* **Some records**
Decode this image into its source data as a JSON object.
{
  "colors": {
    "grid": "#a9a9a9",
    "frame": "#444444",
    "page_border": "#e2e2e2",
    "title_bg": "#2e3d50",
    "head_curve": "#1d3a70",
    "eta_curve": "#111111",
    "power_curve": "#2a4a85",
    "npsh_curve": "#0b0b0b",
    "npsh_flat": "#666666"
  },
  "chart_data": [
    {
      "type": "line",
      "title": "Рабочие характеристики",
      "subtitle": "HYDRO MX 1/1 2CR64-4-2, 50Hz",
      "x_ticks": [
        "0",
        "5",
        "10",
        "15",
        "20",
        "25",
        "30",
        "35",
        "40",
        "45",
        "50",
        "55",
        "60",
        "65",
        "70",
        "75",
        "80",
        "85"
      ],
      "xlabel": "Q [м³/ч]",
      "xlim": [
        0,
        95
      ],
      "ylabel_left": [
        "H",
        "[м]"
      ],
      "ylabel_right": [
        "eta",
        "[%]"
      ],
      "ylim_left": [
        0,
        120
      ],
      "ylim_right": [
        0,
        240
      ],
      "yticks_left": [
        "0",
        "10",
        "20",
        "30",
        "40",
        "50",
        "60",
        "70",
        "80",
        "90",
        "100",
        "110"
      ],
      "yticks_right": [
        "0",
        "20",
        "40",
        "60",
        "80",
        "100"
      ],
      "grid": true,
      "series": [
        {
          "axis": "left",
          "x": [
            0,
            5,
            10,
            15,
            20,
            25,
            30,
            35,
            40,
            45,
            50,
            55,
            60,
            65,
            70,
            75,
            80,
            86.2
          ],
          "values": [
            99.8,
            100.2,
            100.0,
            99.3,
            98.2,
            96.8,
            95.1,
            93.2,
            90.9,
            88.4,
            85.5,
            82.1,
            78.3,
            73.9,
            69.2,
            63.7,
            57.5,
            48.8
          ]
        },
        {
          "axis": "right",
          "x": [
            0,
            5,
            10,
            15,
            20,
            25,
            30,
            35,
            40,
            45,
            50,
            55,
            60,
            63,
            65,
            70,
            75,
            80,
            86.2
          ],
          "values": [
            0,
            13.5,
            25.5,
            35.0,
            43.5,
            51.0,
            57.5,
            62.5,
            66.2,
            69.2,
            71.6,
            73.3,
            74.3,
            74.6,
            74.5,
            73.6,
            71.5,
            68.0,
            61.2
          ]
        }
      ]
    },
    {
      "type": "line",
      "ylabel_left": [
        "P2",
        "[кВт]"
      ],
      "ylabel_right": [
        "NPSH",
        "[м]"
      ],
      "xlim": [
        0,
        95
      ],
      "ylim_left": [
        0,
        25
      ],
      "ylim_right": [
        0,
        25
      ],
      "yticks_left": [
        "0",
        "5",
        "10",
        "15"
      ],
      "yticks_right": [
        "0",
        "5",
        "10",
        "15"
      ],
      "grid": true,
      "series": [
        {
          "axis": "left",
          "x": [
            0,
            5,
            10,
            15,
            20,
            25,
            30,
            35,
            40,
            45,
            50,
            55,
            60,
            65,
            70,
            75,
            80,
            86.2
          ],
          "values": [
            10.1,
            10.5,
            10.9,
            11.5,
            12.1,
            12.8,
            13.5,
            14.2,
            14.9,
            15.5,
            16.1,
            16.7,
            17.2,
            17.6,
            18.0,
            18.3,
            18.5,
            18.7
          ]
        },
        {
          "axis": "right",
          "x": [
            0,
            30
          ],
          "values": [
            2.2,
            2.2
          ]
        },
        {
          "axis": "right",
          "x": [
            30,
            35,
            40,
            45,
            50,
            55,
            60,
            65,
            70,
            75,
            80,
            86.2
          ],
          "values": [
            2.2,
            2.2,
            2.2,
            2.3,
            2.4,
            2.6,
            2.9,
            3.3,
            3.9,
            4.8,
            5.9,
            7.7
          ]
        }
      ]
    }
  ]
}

* **What to do**
Output an exact copy of each record.

* **Response for this exercise**
Decode this image into its source data as a JSON object.
{
  "colors": {
    "grid": "#a9a9a9",
    "frame": "#444444",
    "page_border": "#e2e2e2",
    "title_bg": "#2e3d50",
    "head_curve": "#1d3a70",
    "eta_curve": "#111111",
    "power_curve": "#2a4a85",
    "npsh_curve": "#0b0b0b",
    "npsh_flat": "#666666"
  },
  "chart_data": [
    {
      "type": "line",
      "title": "Рабочие характеристики",
      "subtitle": "HYDRO MX 1/1 2CR64-4-2, 50Hz",
      "x_ticks": [
        "0",
        "5",
        "10",
        "15",
        "20",
        "25",
        "30",
        "35",
        "40",
        "45",
        "50",
        "55",
        "60",
        "65",
        "70",
        "75",
        "80",
        "85"
      ],
      "xlabel": "Q [м³/ч]",
      "xlim": [
        0,
        95
      ],
      "ylabel_left": [
        "H",
        "[м]"
      ],
      "ylabel_right": [
        "eta",
        "[%]"
      ],
      "ylim_left": [
        0,
        120
      ],
      "ylim_right": [
        0,
        240
      ],
      "yticks_left": [
        "0",
        "10",
        "20",
        "30",
        "40",
        "50",
        "60",
        "70",
        "80",
        "90",
        "100",
        "110"
      ],
      "yticks_right": [
        "0",
        "20",
        "40",
        "60",
        "80",
        "100"
      ],
      "grid": true,
      "series": [
        {
          "axis": "left",
          "x": [
            0,
            5,
            10,
            15,
            20,
            25,
            30,
            35,
            40,
            45,
            50,
            55,
            60,
            65,
            70,
            75,
            80,
            86.2
          ],
          "values": [
            99.8,
            100.2,
            100.0,
            99.3,
            98.2,
            96.8,
            95.1,
            93.2,
            90.9,
            88.4,
            85.5,
            82.1,
            78.3,
            73.9,
            69.2,
            63.7,
            57.5,
            48.8
          ]
        },
        {
          "axis": "right",
          "x": [
            0,
            5,
            10,
            15,
            20,
            25,
            30,
            35,
            40,
            45,
            50,
            55,
            60,
            63,
            65,
            70,
            75,
            80,
            86.2
          ],
          "values": [
            0,
            13.5,
            25.5,
            35.0,
            43.5,
            51.0,
            57.5,
            62.5,
            66.2,
            69.2,
            71.6,
            73.3,
            74.3,
            74.6,
            74.5,
            73.6,
            71.5,
            68.0,
            61.2
          ]
        }
      ]
    },
    {
      "type": "line",
      "ylabel_left": [
        "P2",
        "[кВт]"
      ],
      "ylabel_right": [
        "NPSH",
        "[м]"
      ],
      "xlim": [
        0,
        95
      ],
      "ylim_left": [
        0,
        25
      ],
      "ylim_right": [
        0,
        25
      ],
      "yticks_left": [
        "0",
        "5",
        "10",
        "15"
      ],
      "yticks_right": [
        "0",
        "5",
        "10",
        "15"
      ],
      "grid": true,
      "series": [
        {
          "axis": "left",
          "x": [
            0,
            5,
            10,
            15,
            20,
            25,
            30,
            35,
            40,
            45,
            50,
            55,
            60,
            65,
            70,
            75,
            80,
            86.2
          ],
          "values": [
            10.1,
            10.5,
            10.9,
            11.5,
            12.1,
            12.8,
            13.5,
            14.2,
            14.9,
            15.5,
            16.1,
            16.7,
            17.2,
            17.6,
            18.0,
            18.3,
            18.5,
            18.7
          ]
        },
        {
          "axis": "right",
          "x": [
            0,
            30
          ],
          "values": [
            2.2,
            2.2
          ]
        },
        {
          "axis": "right",
          "x": [
            30,
            35,
            40,
            45,
            50,
            55,
            60,
            65,
            70,
            75,
            80,
            86.2
          ],
          "values": [
            2.2,
            2.2,
            2.2,
            2.3,
            2.4,
            2.6,
            2.9,
            3.3,
            3.9,
            4.8,
            5.9,
            7.7
          ]
        }
      ]
    }
  ]
}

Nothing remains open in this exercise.